DATASET ROWS.
>> START
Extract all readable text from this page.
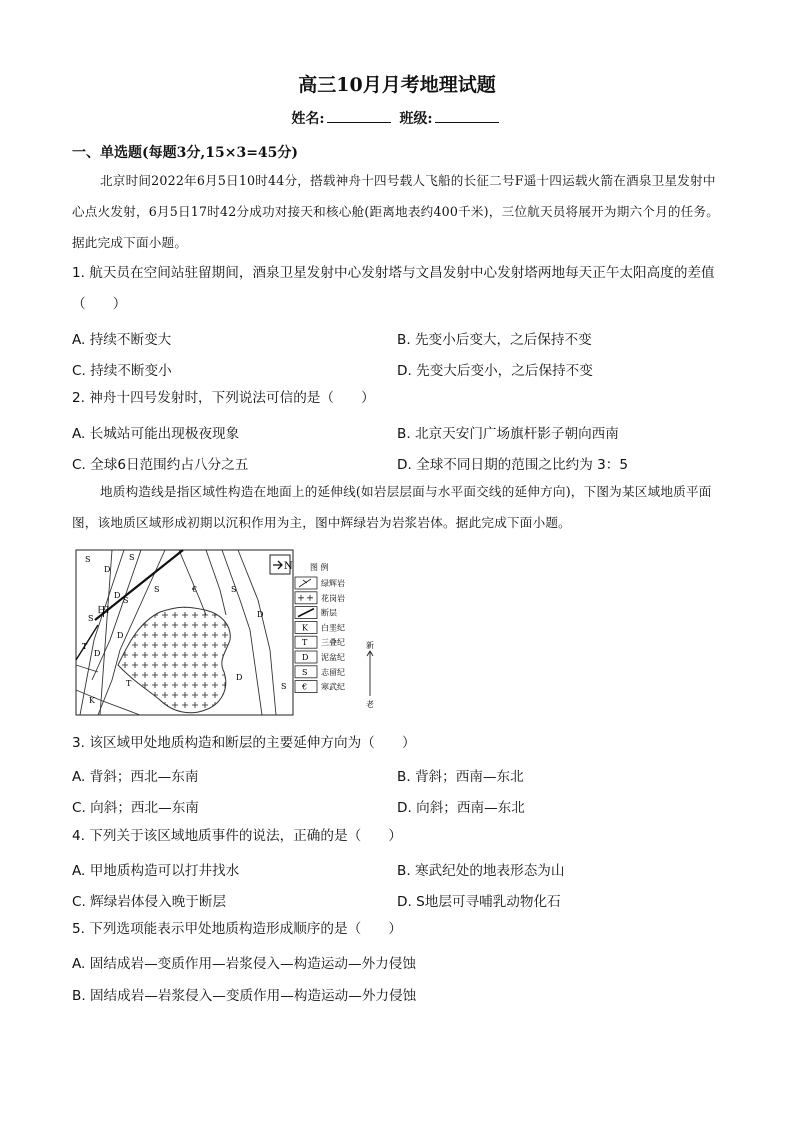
高三10月月考地理试题
姓名:	班级:
一、单选题(每题3分,15×3=45分)
北京时间2022年6月5日10时44分，搭载神舟十四号载人飞船的长征二号F遥十四运载火箭在酒泉卫星发射中心点火发射，6月5日17时42分成功对接天和核心舱(距离地表约400千米)，三位航天员将展开为期六个月的任务。据此完成下面小题。
1. 航天员在空间站驻留期间，酒泉卫星发射中心发射塔与文昌发射中心发射塔两地每天正午太阳高度的差值（　　）
A. 持续不断变大	B. 先变小后变大，之后保持不变
C. 持续不断变小	D. 先变大后变小，之后保持不变
2. 神舟十四号发射时，下列说法可信的是（　　）
A. 长城站可能出现极夜现象	B. 北京天安门广场旗杆影子朝向西南
C. 全球6日范围约占八分之五	D. 全球不同日期的范围之比约为 3：5
地质构造线是指区域性构造在地面上的延伸线(如岩层层面与水平面交线的延伸方向)，下图为某区域地质平面图，该地质区域形成初期以沉积作用为主，图中辉绿岩为岩浆岩体。据此完成下面小题。
N
甲
S
D
S
S	€	S
D
S
D
S
D
T
D
T	S
D
K
图 例
绿辉岩
花岗岩
断层
K 白垩纪
T 三叠纪
D 泥盆纪
S 志留纪
€ 寒武纪
新
老
3. 该区域甲处地质构造和断层的主要延伸方向为（　　）
A. 背斜；西北—东南	B. 背斜；西南—东北
C. 向斜；西北—东南	D. 向斜；西南—东北
4. 下列关于该区域地质事件的说法，正确的是（　　）
A. 甲地质构造可以打井找水	B. 寒武纪处的地表形态为山
C. 辉绿岩体侵入晚于断层	D. S地层可寻哺乳动物化石
5. 下列选项能表示甲处地质构造形成顺序的是（　　）
A. 固结成岩—变质作用—岩浆侵入—构造运动—外力侵蚀
B. 固结成岩—岩浆侵入—变质作用—构造运动—外力侵蚀
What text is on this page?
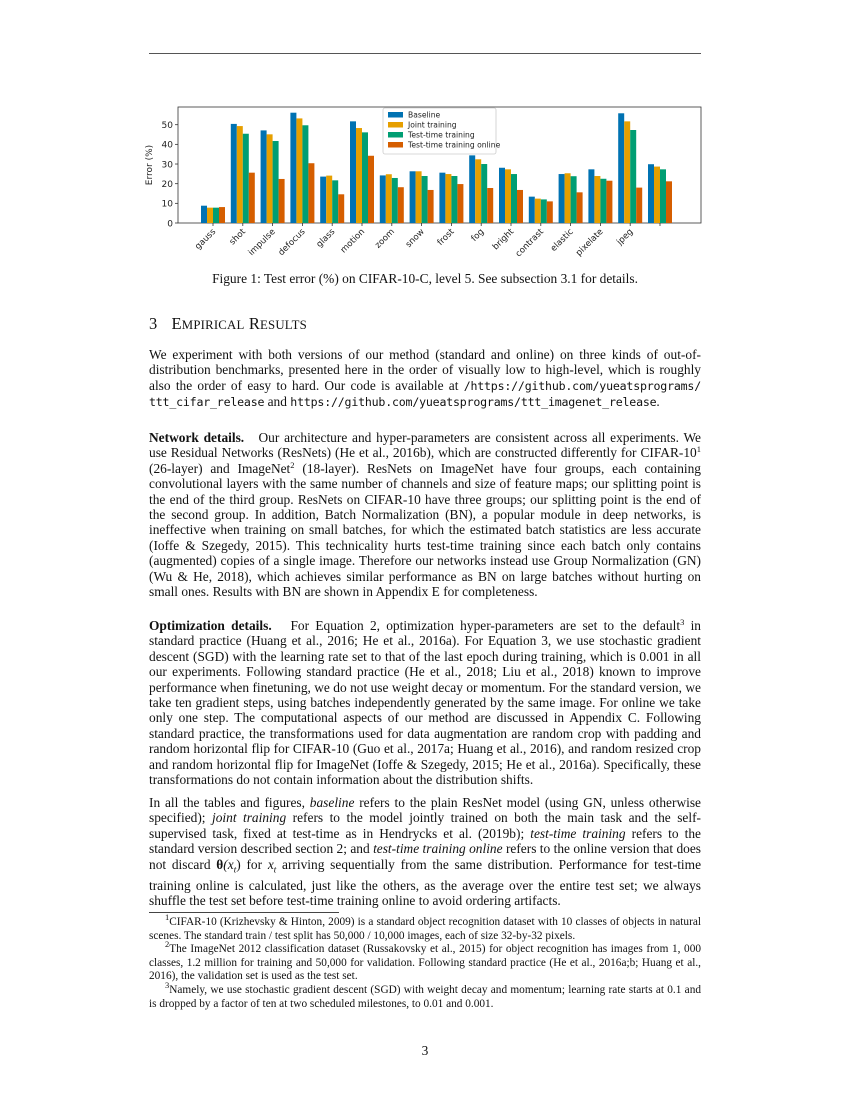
0
10
20
30
40
50
Error (%)
gauss shot
impulse
defocus glass motion zoom snow frost fog bright
contrast elastic
pixelate jpeg
Baseline
Joint training
Test-time training
Test-time training online
Figure 1: Test error (%) on CIFAR-10-C, level 5. See subsection 3.1 for details.
3 EMPIRICAL RESULTS
We experiment with both versions of our method (standard and online) on three kinds of out-of-distribution benchmarks, presented here in the order of visually low to high-level, which is roughly also the order of easy to hard. Our code is available at /https://github.com/yueatsprograms/ ttt_cifar_release and https://github.com/yueatsprograms/ttt_imagenet_release.
Network details.   Our architecture and hyper-parameters are consistent across all experiments. We use Residual Networks (ResNets) (He et al., 2016b), which are constructed differently for CIFAR-$10^1$ (26-layer) and ImageNet$^2$ (18-layer). ResNets on ImageNet have four groups, each containing convolutional layers with the same number of channels and size of feature maps; our splitting point is the end of the third group. ResNets on CIFAR-10 have three groups; our splitting point is the end of the second group. In addition, Batch Normalization (BN), a popular module in deep networks, is ineffective when training on small batches, for which the estimated batch statistics are less accurate (Ioffe & Szegedy, 2015). This technicality hurts test-time training since each batch only contains (augmented) copies of a single image. Therefore our networks instead use Group Normalization (GN) (Wu & He, 2018), which achieves similar performance as BN on large batches without hurting on small ones. Results with BN are shown in Appendix E for completeness.
Optimization details.   For Equation 2, optimization hyper-parameters are set to the default$^3$ in standard practice (Huang et al., 2016; He et al., 2016a). For Equation 3, we use stochastic gradient descent (SGD) with the learning rate set to that of the last epoch during training, which is 0.001 in all our experiments. Following standard practice (He et al., 2018; Liu et al., 2018) known to improve performance when finetuning, we do not use weight decay or momentum. For the standard version, we take ten gradient steps, using batches independently generated by the same image. For online we take only one step. The computational aspects of our method are discussed in Appendix C. Following standard practice, the transformations used for data augmentation are random crop with padding and random horizontal flip for CIFAR-10 (Guo et al., 2017a; Huang et al., 2016), and random resized crop and random horizontal flip for ImageNet (Ioffe & Szegedy, 2015; He et al., 2016a). Specifically, these transformations do not contain information about the distribution shifts.
In all the tables and figures, baseline refers to the plain ResNet model (using GN, unless otherwise specified); joint training refers to the model jointly trained on both the main task and the self-supervised task, fixed at test-time as in Hendrycks et al. (2019b); test-time training refers to the standard version described section 2; and test-time training online refers to the online version that does not discard $\theta(x_t)$ for $x_t$ arriving sequentially from the same distribution. Performance for test-time training online is calculated, just like the others, as the average over the entire test set; we always shuffle the test set before test-time training online to avoid ordering artifacts.

$^1$CIFAR-10 (Krizhevsky & Hinton, 2009) is a standard object recognition dataset with 10 classes of objects in natural scenes. The standard train / test split has 50,000 / 10,000 images, each of size 32-by-32 pixels.

$^2$The ImageNet 2012 classification dataset (Russakovsky et al., 2015) for object recognition has images from 1, 000 classes, 1.2 million for training and 50,000 for validation. Following standard practice (He et al., 2016a;b; Huang et al., 2016), the validation set is used as the test set.

$^3$Namely, we use stochastic gradient descent (SGD) with weight decay and momentum; learning rate starts at 0.1 and is dropped by a factor of ten at two scheduled milestones, to 0.01 and 0.001.

3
>> END
WHAT IS ASKED. Pictures excluded, quote all the data above exactly.

ANSWER FOR THIS EXERCISE.
Extract all readable text from this page.
高三10月月考地理试题
姓名:	班级:
一、单选题(每题3分,15×3=45分)
北京时间2022年6月5日10时44分，搭载神舟十四号载人飞船的长征二号F遥十四运载火箭在酒泉卫星发射中心点火发射，6月5日17时42分成功对接天和核心舱(距离地表约400千米)，三位航天员将展开为期六个月的任务。据此完成下面小题。
1. 航天员在空间站驻留期间，酒泉卫星发射中心发射塔与文昌发射中心发射塔两地每天正午太阳高度的差值（　　）
A. 持续不断变大	B. 先变小后变大，之后保持不变
C. 持续不断变小	D. 先变大后变小，之后保持不变
2. 神舟十四号发射时，下列说法可信的是（　　）
A. 长城站可能出现极夜现象	B. 北京天安门广场旗杆影子朝向西南
C. 全球6日范围约占八分之五	D. 全球不同日期的范围之比约为 3：5
地质构造线是指区域性构造在地面上的延伸线(如岩层层面与水平面交线的延伸方向)，下图为某区域地质平面图，该地质区域形成初期以沉积作用为主，图中辉绿岩为岩浆岩体。据此完成下面小题。
N
甲
S
D
S
S	€	S
D
S
D
S
D
T
D
T	S
D
K
图 例
绿辉岩
花岗岩
断层
K 白垩纪
T 三叠纪
D 泥盆纪
S 志留纪
€ 寒武纪
新
老
3. 该区域甲处地质构造和断层的主要延伸方向为（　　）
A. 背斜；西北—东南	B. 背斜；西南—东北
C. 向斜；西北—东南	D. 向斜；西南—东北
4. 下列关于该区域地质事件的说法，正确的是（　　）
A. 甲地质构造可以打井找水	B. 寒武纪处的地表形态为山
C. 辉绿岩体侵入晚于断层	D. S地层可寻哺乳动物化石
5. 下列选项能表示甲处地质构造形成顺序的是（　　）
A. 固结成岩—变质作用—岩浆侵入—构造运动—外力侵蚀
B. 固结成岩—岩浆侵入—变质作用—构造运动—外力侵蚀
What text is on this page?
0
10
20
30
40
50
Error (%)
gauss shot
impulse
defocus glass motion zoom snow frost fog bright
contrast elastic
pixelate jpeg
Baseline
Joint training
Test-time training
Test-time training online
Figure 1: Test error (%) on CIFAR-10-C, level 5. See subsection 3.1 for details.
3 EMPIRICAL RESULTS
We experiment with both versions of our method (standard and online) on three kinds of out-of-distribution benchmarks, presented here in the order of visually low to high-level, which is roughly also the order of easy to hard. Our code is available at /https://github.com/yueatsprograms/ ttt_cifar_release and https://github.com/yueatsprograms/ttt_imagenet_release.
Network details.   Our architecture and hyper-parameters are consistent across all experiments. We use Residual Networks (ResNets) (He et al., 2016b), which are constructed differently for CIFAR-$10^1$ (26-layer) and ImageNet$^2$ (18-layer). ResNets on ImageNet have four groups, each containing convolutional layers with the same number of channels and size of feature maps; our splitting point is the end of the third group. ResNets on CIFAR-10 have three groups; our splitting point is the end of the second group. In addition, Batch Normalization (BN), a popular module in deep networks, is ineffective when training on small batches, for which the estimated batch statistics are less accurate (Ioffe & Szegedy, 2015). This technicality hurts test-time training since each batch only contains (augmented) copies of a single image. Therefore our networks instead use Group Normalization (GN) (Wu & He, 2018), which achieves similar performance as BN on large batches without hurting on small ones. Results with BN are shown in Appendix E for completeness.
Optimization details.   For Equation 2, optimization hyper-parameters are set to the default$^3$ in standard practice (Huang et al., 2016; He et al., 2016a). For Equation 3, we use stochastic gradient descent (SGD) with the learning rate set to that of the last epoch during training, which is 0.001 in all our experiments. Following standard practice (He et al., 2018; Liu et al., 2018) known to improve performance when finetuning, we do not use weight decay or momentum. For the standard version, we take ten gradient steps, using batches independently generated by the same image. For online we take only one step. The computational aspects of our method are discussed in Appendix C. Following standard practice, the transformations used for data augmentation are random crop with padding and random horizontal flip for CIFAR-10 (Guo et al., 2017a; Huang et al., 2016), and random resized crop and random horizontal flip for ImageNet (Ioffe & Szegedy, 2015; He et al., 2016a). Specifically, these transformations do not contain information about the distribution shifts.
In all the tables and figures, baseline refers to the plain ResNet model (using GN, unless otherwise specified); joint training refers to the model jointly trained on both the main task and the self-supervised task, fixed at test-time as in Hendrycks et al. (2019b); test-time training refers to the standard version described section 2; and test-time training online refers to the online version that does not discard $\theta(x_t)$ for $x_t$ arriving sequentially from the same distribution. Performance for test-time training online is calculated, just like the others, as the average over the entire test set; we always shuffle the test set before test-time training online to avoid ordering artifacts.

$^1$CIFAR-10 (Krizhevsky & Hinton, 2009) is a standard object recognition dataset with 10 classes of objects in natural scenes. The standard train / test split has 50,000 / 10,000 images, each of size 32-by-32 pixels.

$^2$The ImageNet 2012 classification dataset (Russakovsky et al., 2015) for object recognition has images from 1, 000 classes, 1.2 million for training and 50,000 for validation. Following standard practice (He et al., 2016a;b; Huang et al., 2016), the validation set is used as the test set.

$^3$Namely, we use stochastic gradient descent (SGD) with weight decay and momentum; learning rate starts at 0.1 and is dropped by a factor of ten at two scheduled milestones, to 0.01 and 0.001.

3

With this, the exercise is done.